======== Records to process ========

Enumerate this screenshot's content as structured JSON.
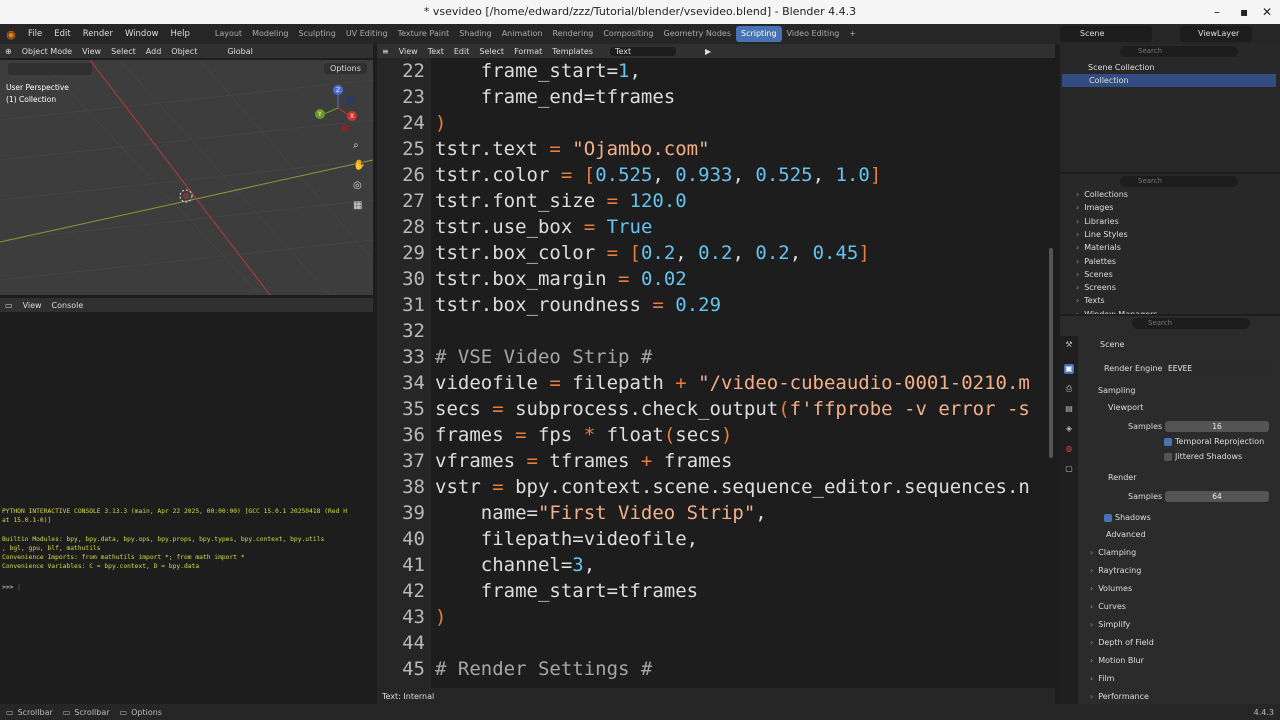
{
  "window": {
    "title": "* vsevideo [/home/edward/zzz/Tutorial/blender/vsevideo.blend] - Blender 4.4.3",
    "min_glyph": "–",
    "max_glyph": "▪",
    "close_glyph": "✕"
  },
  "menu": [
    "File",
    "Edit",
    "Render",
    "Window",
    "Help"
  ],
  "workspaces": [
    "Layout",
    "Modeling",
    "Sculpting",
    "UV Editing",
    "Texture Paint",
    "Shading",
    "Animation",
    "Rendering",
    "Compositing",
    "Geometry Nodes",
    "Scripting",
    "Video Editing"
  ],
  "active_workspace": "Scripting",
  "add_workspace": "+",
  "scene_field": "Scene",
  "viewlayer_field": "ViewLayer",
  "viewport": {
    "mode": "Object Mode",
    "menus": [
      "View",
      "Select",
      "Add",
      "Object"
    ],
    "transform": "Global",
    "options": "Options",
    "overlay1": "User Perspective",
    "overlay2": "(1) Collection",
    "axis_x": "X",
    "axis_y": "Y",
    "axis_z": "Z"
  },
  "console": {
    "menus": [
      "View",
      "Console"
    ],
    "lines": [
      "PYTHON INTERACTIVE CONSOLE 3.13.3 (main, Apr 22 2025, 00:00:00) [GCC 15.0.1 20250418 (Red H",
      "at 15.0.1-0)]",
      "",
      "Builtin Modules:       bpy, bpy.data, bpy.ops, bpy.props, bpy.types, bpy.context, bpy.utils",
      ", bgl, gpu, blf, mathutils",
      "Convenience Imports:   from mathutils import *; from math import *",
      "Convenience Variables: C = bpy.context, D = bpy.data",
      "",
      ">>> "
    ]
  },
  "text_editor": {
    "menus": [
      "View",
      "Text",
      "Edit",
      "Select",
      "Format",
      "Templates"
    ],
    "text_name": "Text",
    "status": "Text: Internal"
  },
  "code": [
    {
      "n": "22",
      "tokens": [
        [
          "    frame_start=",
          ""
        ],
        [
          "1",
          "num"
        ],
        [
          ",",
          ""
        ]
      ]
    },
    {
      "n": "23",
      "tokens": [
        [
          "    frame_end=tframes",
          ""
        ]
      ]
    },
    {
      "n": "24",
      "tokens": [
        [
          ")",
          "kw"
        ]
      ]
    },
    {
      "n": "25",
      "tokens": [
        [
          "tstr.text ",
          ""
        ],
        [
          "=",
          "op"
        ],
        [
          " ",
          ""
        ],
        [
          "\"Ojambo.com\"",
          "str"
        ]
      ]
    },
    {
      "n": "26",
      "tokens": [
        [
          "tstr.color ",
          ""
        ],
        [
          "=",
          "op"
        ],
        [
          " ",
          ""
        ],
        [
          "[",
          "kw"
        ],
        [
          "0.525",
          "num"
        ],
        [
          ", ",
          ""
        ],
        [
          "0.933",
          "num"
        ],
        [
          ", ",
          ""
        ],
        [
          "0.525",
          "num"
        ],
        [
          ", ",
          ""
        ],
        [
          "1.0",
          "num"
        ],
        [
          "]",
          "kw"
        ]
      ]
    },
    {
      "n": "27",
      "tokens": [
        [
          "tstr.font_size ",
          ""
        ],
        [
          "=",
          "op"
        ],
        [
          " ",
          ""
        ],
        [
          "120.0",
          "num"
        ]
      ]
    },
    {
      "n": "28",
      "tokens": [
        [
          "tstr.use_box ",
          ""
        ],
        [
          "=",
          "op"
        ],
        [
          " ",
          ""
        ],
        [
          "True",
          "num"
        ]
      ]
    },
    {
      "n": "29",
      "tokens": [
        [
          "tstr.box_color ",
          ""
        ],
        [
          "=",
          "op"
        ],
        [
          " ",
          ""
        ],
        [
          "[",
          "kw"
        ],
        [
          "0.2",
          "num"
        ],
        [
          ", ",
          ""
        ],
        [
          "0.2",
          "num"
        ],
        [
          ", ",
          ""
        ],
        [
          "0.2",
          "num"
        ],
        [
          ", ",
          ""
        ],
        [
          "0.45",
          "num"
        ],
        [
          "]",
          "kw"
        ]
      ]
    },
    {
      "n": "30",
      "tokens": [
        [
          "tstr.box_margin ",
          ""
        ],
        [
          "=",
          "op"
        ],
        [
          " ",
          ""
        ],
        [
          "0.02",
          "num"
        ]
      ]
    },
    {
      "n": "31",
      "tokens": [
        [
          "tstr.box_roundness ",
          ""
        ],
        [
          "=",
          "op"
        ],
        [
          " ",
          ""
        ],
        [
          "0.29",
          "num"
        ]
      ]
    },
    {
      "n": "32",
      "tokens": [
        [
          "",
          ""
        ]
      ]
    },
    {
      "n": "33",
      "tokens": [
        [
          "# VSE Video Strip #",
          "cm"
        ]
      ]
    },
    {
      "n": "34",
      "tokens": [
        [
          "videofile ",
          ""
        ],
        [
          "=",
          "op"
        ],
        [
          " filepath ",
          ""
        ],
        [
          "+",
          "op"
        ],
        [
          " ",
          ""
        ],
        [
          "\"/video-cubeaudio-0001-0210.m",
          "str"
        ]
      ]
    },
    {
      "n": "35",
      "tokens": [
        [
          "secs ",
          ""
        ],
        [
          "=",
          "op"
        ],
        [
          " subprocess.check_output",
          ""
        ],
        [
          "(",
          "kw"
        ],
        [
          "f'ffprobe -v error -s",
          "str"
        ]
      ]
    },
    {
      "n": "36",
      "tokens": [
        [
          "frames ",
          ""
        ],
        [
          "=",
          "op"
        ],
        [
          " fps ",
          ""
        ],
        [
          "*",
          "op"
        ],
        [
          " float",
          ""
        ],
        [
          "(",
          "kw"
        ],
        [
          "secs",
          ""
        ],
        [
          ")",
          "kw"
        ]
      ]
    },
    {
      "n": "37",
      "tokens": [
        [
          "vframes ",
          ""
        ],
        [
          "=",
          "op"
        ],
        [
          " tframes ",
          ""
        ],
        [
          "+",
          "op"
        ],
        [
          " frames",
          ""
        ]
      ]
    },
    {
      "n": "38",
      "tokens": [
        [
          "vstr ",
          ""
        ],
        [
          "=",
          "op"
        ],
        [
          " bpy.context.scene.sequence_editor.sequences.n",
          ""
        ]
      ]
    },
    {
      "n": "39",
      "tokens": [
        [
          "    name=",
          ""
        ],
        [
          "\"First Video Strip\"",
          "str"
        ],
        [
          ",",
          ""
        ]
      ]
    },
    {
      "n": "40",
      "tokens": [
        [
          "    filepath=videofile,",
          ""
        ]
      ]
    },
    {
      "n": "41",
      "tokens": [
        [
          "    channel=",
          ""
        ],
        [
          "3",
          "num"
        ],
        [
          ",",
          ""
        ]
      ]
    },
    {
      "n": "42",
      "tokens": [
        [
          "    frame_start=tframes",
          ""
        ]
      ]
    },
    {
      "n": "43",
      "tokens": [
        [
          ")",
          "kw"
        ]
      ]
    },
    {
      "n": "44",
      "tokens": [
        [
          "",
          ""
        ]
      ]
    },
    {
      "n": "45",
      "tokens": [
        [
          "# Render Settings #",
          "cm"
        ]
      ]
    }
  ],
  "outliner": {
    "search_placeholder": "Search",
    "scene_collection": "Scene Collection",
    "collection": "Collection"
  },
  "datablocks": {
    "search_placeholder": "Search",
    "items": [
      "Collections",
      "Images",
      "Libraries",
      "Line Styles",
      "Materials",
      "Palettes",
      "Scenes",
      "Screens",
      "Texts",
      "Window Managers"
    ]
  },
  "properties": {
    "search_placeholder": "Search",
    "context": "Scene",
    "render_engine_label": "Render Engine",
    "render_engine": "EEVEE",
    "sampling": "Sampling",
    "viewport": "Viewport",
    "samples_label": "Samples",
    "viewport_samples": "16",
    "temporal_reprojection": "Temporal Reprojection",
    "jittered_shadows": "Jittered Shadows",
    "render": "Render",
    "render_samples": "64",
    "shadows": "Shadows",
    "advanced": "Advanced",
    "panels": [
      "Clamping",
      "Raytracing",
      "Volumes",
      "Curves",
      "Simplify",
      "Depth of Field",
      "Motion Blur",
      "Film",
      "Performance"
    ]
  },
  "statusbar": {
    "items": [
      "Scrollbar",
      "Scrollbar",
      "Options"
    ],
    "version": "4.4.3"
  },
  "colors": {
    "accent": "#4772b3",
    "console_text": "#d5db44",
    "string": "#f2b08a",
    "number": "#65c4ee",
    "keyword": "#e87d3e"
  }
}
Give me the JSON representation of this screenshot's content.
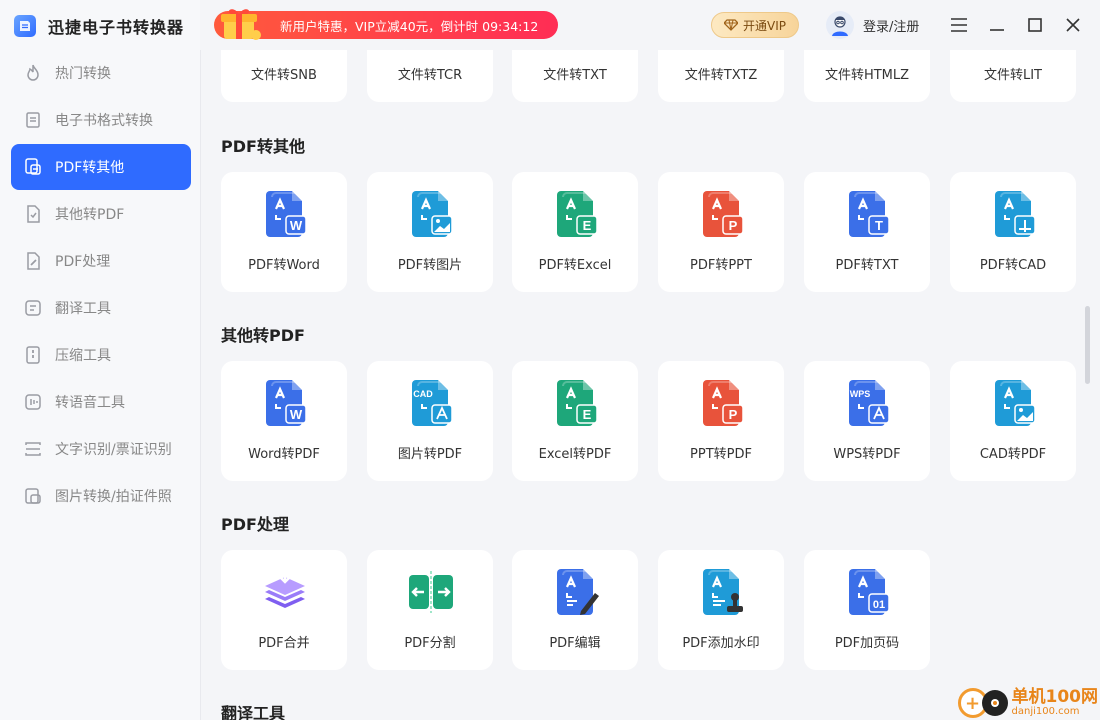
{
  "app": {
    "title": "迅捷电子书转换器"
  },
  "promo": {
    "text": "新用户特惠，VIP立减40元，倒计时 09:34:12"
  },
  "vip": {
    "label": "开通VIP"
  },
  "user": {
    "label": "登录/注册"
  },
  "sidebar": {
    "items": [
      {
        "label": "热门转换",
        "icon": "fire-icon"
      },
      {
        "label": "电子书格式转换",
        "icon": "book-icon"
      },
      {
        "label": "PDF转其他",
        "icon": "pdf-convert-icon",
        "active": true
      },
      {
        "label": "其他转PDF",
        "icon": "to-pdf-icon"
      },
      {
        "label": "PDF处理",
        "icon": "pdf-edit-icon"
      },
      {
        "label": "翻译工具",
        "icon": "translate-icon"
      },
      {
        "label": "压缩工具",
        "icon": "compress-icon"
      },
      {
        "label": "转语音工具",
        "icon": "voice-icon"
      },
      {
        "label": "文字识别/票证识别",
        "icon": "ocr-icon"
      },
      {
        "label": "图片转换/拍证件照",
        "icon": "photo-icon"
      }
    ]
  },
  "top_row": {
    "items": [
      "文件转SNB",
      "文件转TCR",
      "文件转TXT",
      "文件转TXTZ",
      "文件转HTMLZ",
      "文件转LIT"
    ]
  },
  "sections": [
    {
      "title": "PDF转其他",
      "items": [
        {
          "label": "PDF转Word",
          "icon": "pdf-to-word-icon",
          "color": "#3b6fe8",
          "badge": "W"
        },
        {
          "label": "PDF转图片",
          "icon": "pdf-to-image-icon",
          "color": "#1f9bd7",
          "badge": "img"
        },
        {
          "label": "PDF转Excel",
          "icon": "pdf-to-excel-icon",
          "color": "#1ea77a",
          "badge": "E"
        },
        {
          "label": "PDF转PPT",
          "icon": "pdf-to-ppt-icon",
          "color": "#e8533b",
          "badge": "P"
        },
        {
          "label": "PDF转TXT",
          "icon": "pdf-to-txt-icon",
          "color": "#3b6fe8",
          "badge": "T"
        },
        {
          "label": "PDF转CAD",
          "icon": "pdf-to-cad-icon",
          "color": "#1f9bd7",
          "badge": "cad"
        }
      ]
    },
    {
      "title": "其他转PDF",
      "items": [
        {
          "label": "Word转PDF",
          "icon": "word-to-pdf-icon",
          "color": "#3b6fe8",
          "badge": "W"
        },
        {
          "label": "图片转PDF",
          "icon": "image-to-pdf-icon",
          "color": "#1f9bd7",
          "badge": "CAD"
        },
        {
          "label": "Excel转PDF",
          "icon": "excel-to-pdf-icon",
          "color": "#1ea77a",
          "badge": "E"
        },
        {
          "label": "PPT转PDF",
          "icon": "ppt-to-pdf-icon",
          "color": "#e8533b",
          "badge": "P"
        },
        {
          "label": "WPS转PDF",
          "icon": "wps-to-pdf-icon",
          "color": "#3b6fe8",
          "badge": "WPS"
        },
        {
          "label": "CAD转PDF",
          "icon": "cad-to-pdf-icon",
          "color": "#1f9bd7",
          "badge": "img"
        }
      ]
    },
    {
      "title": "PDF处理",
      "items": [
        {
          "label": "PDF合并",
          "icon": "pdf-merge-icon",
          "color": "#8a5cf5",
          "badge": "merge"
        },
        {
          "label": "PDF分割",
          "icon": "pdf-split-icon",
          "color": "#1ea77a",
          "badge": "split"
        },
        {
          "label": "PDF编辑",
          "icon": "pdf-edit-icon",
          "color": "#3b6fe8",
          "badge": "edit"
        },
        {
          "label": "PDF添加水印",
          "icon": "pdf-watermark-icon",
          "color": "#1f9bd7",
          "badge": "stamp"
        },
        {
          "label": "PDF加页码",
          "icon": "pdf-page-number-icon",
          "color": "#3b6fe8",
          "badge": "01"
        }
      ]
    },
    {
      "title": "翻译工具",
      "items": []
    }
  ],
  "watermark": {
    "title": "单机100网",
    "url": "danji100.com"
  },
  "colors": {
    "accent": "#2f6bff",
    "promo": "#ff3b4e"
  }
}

========

▶ [Short task]: Out of the records, collect only those lines that contain the string "number".

▶ [Task answer]:
    "number": "#65c4ee",
          "icon": "pdf-page-number-icon",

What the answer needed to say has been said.